- _Figure record extracts_:
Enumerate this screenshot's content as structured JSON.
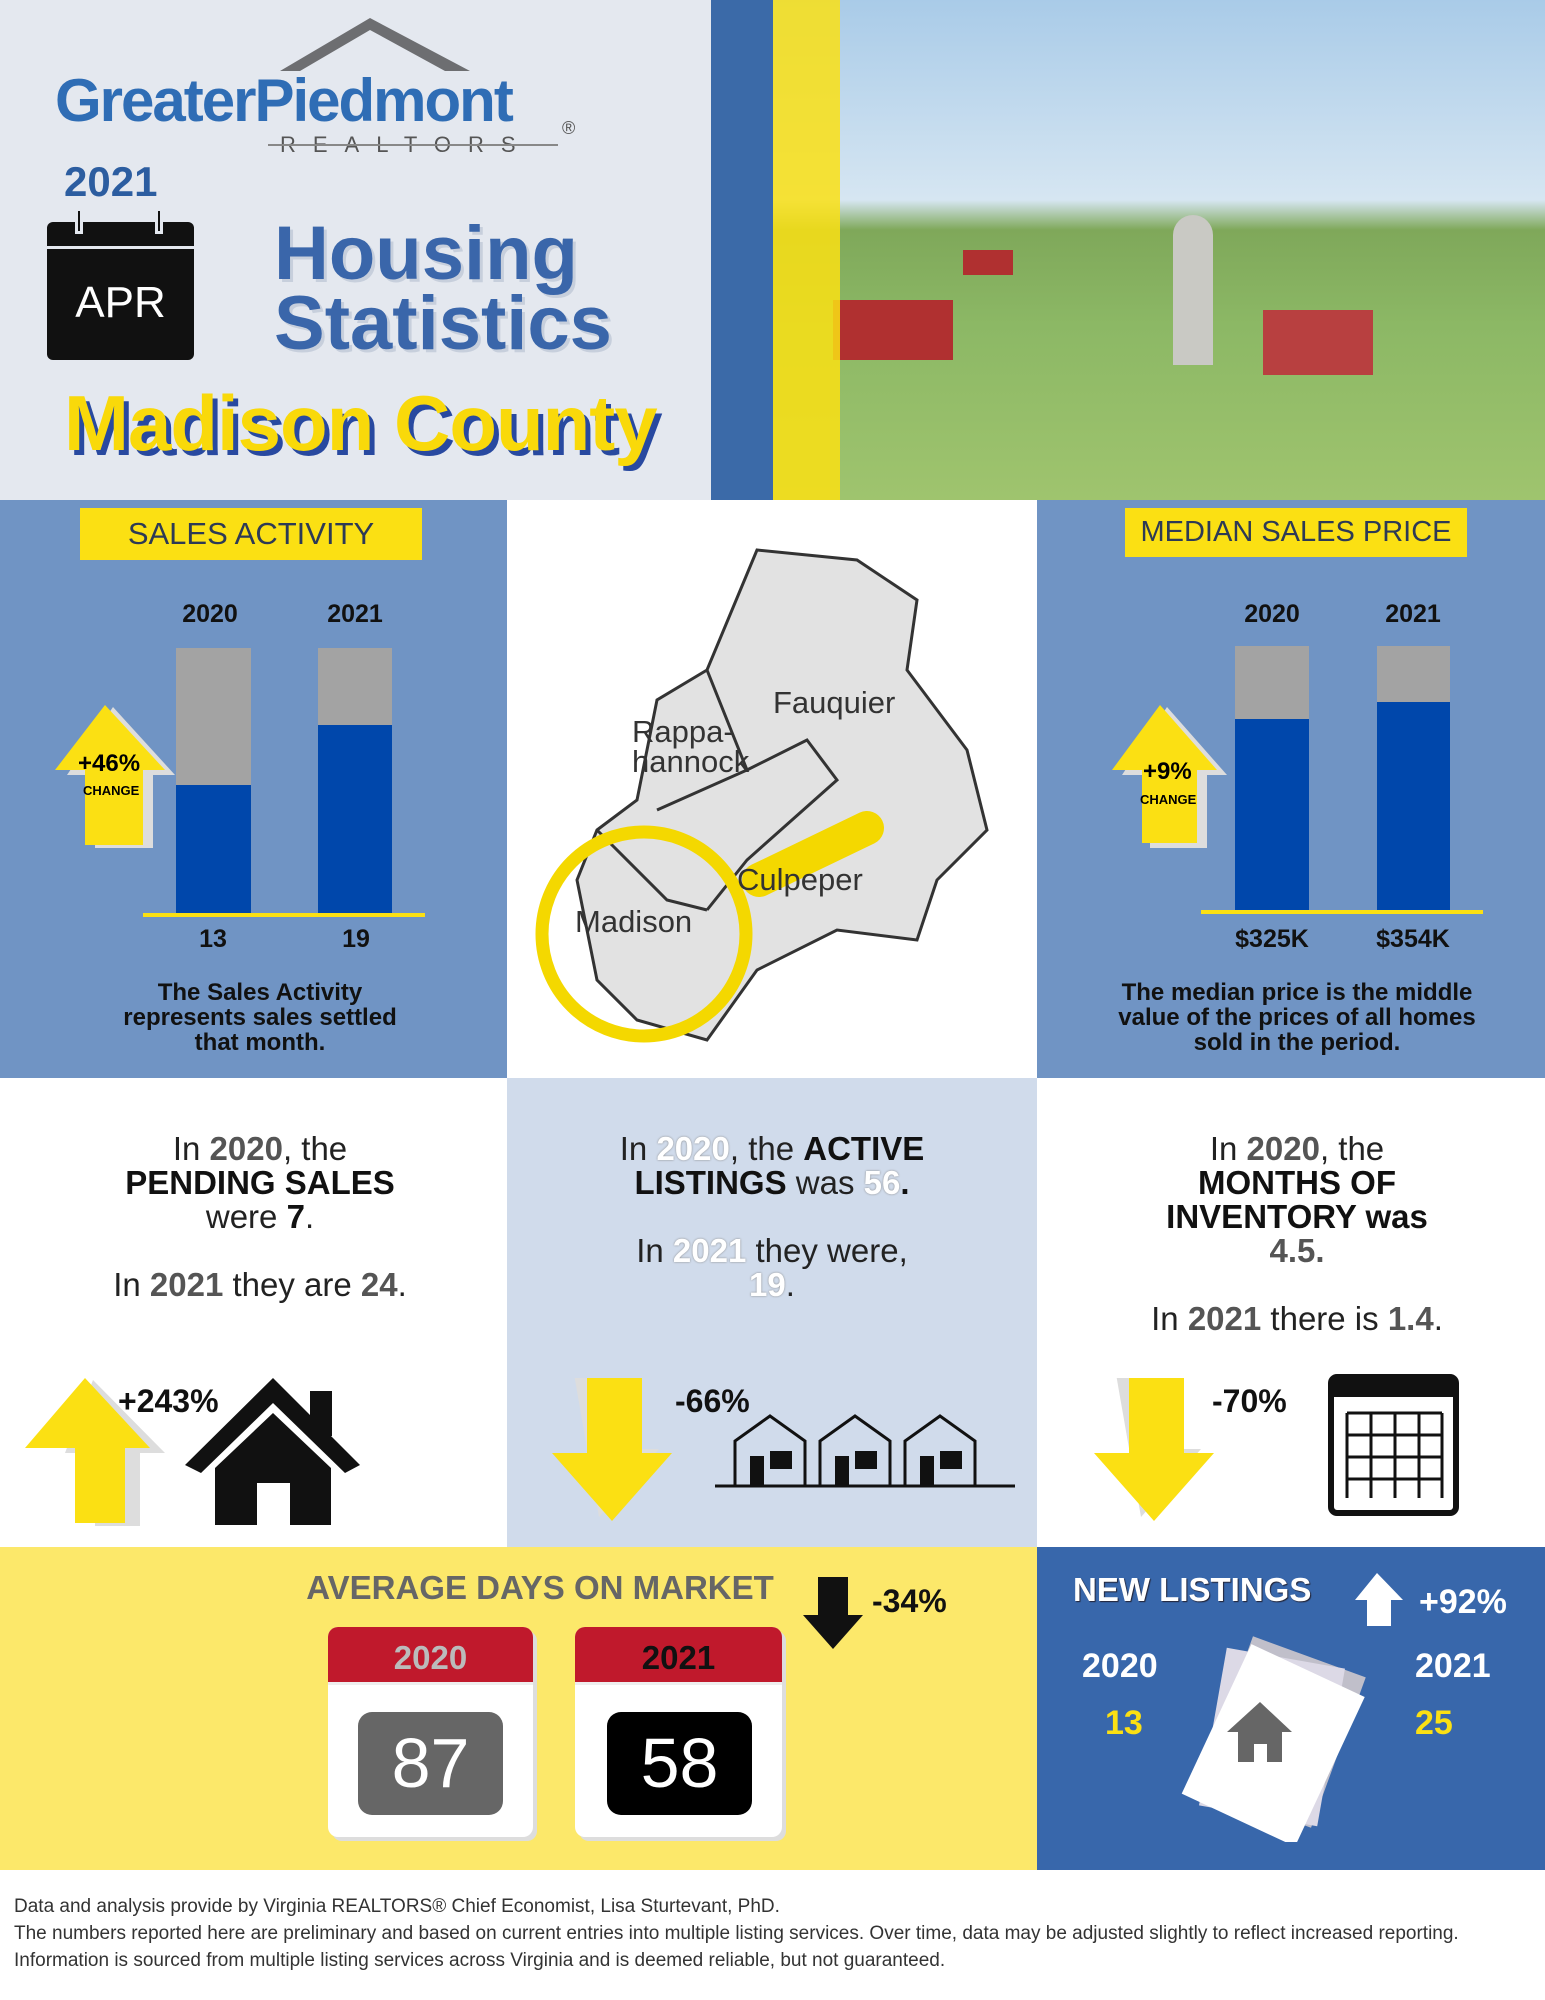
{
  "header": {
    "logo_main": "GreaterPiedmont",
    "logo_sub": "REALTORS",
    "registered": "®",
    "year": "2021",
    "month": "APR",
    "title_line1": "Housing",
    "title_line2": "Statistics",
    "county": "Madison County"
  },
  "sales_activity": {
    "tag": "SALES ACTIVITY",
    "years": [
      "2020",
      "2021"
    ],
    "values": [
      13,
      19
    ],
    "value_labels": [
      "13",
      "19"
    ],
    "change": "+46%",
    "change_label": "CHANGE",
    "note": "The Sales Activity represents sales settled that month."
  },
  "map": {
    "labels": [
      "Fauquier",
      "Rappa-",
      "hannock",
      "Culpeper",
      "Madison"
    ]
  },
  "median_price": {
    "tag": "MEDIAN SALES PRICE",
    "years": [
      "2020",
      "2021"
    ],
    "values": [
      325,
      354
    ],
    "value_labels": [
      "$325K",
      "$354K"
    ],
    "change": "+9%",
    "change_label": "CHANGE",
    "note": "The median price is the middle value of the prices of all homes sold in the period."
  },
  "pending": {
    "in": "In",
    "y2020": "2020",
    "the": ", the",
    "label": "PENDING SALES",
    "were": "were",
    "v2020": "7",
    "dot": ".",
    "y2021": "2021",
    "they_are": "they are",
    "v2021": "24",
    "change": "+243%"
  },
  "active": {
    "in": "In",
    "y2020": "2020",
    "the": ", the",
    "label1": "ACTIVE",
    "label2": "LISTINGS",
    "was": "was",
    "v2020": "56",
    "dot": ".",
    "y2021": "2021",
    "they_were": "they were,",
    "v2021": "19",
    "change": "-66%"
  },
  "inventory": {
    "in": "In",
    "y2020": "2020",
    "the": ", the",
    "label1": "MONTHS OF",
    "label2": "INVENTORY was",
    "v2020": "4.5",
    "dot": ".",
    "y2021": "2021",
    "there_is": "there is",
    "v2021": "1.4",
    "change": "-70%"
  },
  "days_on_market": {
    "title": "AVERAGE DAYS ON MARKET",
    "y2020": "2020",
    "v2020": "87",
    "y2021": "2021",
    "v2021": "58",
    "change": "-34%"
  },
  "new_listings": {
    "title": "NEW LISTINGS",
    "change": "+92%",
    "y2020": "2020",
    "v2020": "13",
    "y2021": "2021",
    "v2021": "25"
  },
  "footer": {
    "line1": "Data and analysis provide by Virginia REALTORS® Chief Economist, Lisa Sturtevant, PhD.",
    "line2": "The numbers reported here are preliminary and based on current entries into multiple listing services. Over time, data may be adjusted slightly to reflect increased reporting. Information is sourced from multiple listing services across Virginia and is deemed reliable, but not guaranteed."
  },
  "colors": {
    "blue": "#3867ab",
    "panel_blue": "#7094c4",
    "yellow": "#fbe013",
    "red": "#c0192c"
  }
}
* * *
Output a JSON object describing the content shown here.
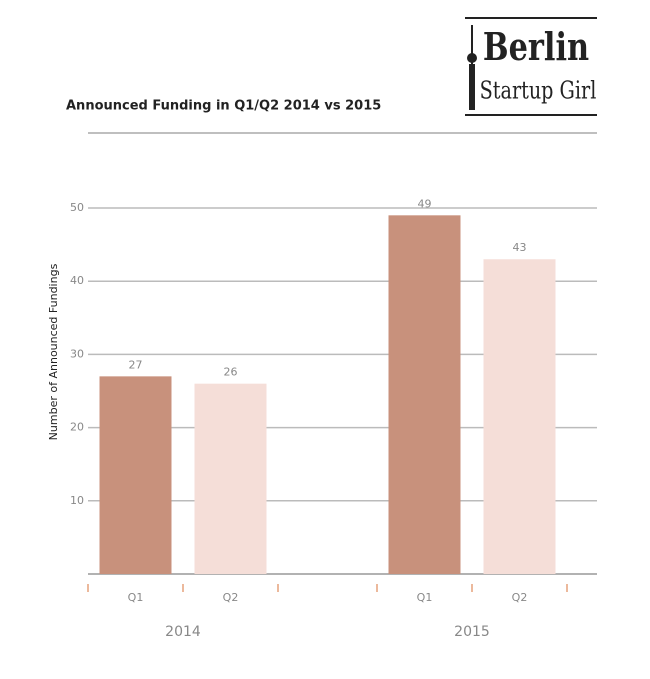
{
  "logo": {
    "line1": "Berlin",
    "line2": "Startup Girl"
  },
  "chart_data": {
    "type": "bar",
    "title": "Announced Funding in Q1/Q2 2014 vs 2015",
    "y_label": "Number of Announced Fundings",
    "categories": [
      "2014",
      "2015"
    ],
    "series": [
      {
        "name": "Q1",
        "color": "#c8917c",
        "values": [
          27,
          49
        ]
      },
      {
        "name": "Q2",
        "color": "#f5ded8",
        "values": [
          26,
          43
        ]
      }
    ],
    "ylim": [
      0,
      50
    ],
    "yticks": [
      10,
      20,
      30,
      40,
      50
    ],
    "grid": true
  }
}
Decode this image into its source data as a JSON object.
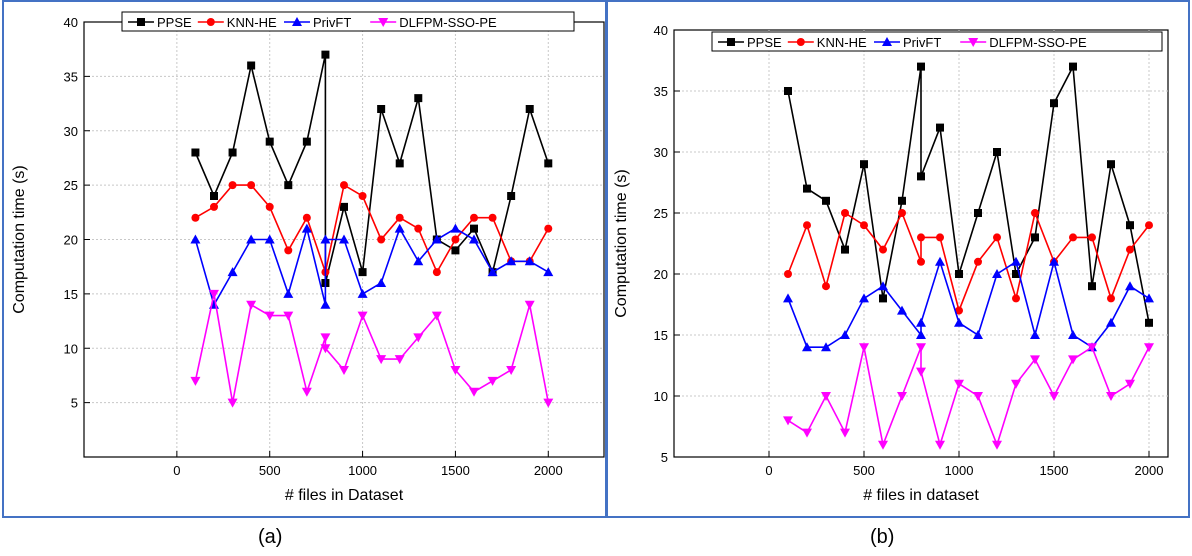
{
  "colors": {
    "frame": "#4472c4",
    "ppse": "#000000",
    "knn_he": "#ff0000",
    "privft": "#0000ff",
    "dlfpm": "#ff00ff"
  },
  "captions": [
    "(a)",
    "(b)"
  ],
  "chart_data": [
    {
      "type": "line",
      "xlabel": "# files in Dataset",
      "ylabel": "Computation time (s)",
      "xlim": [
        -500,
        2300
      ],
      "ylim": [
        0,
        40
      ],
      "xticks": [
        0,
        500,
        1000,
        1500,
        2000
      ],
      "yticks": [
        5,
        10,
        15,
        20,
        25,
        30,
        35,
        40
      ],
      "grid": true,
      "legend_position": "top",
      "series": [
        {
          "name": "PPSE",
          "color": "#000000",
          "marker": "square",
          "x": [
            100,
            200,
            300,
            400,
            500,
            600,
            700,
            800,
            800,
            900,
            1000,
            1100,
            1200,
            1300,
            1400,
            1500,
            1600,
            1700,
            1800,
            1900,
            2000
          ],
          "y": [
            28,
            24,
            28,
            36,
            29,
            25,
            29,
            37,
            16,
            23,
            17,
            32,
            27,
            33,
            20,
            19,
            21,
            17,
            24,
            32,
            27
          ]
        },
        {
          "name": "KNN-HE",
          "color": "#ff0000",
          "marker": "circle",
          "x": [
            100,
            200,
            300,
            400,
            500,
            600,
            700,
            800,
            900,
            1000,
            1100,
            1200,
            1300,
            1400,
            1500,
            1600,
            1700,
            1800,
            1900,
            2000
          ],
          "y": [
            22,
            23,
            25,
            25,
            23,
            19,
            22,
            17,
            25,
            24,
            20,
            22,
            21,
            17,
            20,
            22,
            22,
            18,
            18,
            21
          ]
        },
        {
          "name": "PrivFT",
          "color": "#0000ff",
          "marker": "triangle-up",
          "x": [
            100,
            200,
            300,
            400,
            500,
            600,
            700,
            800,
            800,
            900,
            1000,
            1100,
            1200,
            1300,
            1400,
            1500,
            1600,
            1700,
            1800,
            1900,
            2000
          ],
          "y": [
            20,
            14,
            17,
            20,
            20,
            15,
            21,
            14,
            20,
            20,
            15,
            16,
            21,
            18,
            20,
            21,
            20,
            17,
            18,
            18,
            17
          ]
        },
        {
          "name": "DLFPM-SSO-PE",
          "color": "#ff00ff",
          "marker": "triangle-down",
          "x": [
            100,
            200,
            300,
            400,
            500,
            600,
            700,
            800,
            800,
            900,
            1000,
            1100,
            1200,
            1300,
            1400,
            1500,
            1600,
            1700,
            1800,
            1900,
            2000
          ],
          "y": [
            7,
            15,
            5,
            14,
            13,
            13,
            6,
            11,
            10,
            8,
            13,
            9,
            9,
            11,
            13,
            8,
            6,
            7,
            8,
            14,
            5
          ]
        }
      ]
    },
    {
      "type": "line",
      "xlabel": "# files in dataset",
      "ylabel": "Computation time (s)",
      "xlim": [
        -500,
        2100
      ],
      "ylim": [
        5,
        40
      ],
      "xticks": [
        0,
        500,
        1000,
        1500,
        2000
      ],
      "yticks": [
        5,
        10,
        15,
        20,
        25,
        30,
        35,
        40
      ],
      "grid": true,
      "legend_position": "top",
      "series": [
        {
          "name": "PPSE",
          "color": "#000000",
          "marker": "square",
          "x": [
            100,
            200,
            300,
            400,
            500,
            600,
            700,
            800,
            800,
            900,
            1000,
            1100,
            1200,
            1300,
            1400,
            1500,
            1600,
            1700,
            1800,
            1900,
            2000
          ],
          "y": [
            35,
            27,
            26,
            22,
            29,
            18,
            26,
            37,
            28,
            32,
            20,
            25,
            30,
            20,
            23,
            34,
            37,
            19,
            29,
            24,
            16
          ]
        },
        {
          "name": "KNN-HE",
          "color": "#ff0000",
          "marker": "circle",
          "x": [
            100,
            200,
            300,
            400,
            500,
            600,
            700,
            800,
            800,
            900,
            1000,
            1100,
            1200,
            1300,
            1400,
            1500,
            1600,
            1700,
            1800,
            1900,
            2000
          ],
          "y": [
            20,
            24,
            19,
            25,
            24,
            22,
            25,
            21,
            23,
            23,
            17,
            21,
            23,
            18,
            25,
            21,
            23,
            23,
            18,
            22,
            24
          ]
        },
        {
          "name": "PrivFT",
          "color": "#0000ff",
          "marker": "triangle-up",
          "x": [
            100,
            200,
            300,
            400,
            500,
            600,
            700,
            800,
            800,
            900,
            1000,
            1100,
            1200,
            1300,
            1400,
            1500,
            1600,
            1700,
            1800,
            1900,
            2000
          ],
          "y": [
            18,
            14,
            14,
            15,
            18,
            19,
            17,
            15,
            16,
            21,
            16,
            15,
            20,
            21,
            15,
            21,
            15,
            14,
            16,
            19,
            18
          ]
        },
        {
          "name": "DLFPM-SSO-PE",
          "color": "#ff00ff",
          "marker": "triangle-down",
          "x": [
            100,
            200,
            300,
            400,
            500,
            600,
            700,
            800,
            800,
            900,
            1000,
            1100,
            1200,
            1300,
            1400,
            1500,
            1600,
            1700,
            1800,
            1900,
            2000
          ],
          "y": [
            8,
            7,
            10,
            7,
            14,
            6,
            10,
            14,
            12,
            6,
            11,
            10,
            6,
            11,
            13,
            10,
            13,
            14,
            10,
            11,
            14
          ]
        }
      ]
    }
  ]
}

- _Work to complete_:
Pick out and copy every line that contains the word "object".

- _Result of this task_:
Output a JSON object describing the content shown here.
Decode this image into its source data as a JSON object.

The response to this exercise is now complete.